*WHAT IS NEEDED*: Could you transcribe the material below exactly, without leaving out a single line?

(Extracts from a graphics dataset)
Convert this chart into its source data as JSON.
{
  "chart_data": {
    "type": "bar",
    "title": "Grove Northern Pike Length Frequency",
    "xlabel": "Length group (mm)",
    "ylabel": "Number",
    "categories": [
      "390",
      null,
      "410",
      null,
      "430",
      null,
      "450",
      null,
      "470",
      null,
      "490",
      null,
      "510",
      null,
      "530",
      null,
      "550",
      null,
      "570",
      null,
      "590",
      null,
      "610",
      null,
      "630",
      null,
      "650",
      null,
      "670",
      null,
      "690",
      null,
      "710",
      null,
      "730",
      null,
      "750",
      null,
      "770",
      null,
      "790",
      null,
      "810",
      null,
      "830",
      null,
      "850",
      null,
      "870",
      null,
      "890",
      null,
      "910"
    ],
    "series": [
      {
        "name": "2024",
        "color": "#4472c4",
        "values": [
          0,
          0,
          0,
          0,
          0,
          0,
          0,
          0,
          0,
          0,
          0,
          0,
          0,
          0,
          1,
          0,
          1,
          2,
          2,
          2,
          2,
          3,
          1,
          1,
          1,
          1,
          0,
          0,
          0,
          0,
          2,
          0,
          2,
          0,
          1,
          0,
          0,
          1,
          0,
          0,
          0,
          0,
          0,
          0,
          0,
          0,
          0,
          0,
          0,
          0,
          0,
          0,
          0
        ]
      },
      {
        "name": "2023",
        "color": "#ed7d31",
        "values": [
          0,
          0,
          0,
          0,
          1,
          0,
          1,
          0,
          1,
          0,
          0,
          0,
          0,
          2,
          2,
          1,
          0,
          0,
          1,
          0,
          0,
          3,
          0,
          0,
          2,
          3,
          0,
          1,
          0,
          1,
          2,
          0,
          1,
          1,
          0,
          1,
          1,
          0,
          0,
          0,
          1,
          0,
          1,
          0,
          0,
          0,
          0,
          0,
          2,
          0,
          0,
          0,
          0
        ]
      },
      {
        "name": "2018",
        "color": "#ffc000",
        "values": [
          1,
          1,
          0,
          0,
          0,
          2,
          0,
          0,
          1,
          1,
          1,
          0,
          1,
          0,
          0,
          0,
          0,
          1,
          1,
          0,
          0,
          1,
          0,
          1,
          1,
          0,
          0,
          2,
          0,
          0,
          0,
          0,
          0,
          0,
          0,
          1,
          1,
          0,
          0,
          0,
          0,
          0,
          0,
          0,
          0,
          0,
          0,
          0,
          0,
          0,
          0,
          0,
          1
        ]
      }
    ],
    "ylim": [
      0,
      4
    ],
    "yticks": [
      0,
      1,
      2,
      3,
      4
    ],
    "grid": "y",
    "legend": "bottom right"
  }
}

*WRITTEN REPLY*:
Convert this chart into its source data as JSON.
{
  "chart_data": {
    "type": "bar",
    "title": "Grove Northern Pike Length Frequency",
    "xlabel": "Length group (mm)",
    "ylabel": "Number",
    "categories": [
      "390",
      null,
      "410",
      null,
      "430",
      null,
      "450",
      null,
      "470",
      null,
      "490",
      null,
      "510",
      null,
      "530",
      null,
      "550",
      null,
      "570",
      null,
      "590",
      null,
      "610",
      null,
      "630",
      null,
      "650",
      null,
      "670",
      null,
      "690",
      null,
      "710",
      null,
      "730",
      null,
      "750",
      null,
      "770",
      null,
      "790",
      null,
      "810",
      null,
      "830",
      null,
      "850",
      null,
      "870",
      null,
      "890",
      null,
      "910"
    ],
    "series": [
      {
        "name": "2024",
        "color": "#4472c4",
        "values": [
          0,
          0,
          0,
          0,
          0,
          0,
          0,
          0,
          0,
          0,
          0,
          0,
          0,
          0,
          1,
          0,
          1,
          2,
          2,
          2,
          2,
          3,
          1,
          1,
          1,
          1,
          0,
          0,
          0,
          0,
          2,
          0,
          2,
          0,
          1,
          0,
          0,
          1,
          0,
          0,
          0,
          0,
          0,
          0,
          0,
          0,
          0,
          0,
          0,
          0,
          0,
          0,
          0
        ]
      },
      {
        "name": "2023",
        "color": "#ed7d31",
        "values": [
          0,
          0,
          0,
          0,
          1,
          0,
          1,
          0,
          1,
          0,
          0,
          0,
          0,
          2,
          2,
          1,
          0,
          0,
          1,
          0,
          0,
          3,
          0,
          0,
          2,
          3,
          0,
          1,
          0,
          1,
          2,
          0,
          1,
          1,
          0,
          1,
          1,
          0,
          0,
          0,
          1,
          0,
          1,
          0,
          0,
          0,
          0,
          0,
          2,
          0,
          0,
          0,
          0
        ]
      },
      {
        "name": "2018",
        "color": "#ffc000",
        "values": [
          1,
          1,
          0,
          0,
          0,
          2,
          0,
          0,
          1,
          1,
          1,
          0,
          1,
          0,
          0,
          0,
          0,
          1,
          1,
          0,
          0,
          1,
          0,
          1,
          1,
          0,
          0,
          2,
          0,
          0,
          0,
          0,
          0,
          0,
          0,
          1,
          1,
          0,
          0,
          0,
          0,
          0,
          0,
          0,
          0,
          0,
          0,
          0,
          0,
          0,
          0,
          0,
          1
        ]
      }
    ],
    "ylim": [
      0,
      4
    ],
    "yticks": [
      0,
      1,
      2,
      3,
      4
    ],
    "grid": "y",
    "legend": "bottom right"
  }
}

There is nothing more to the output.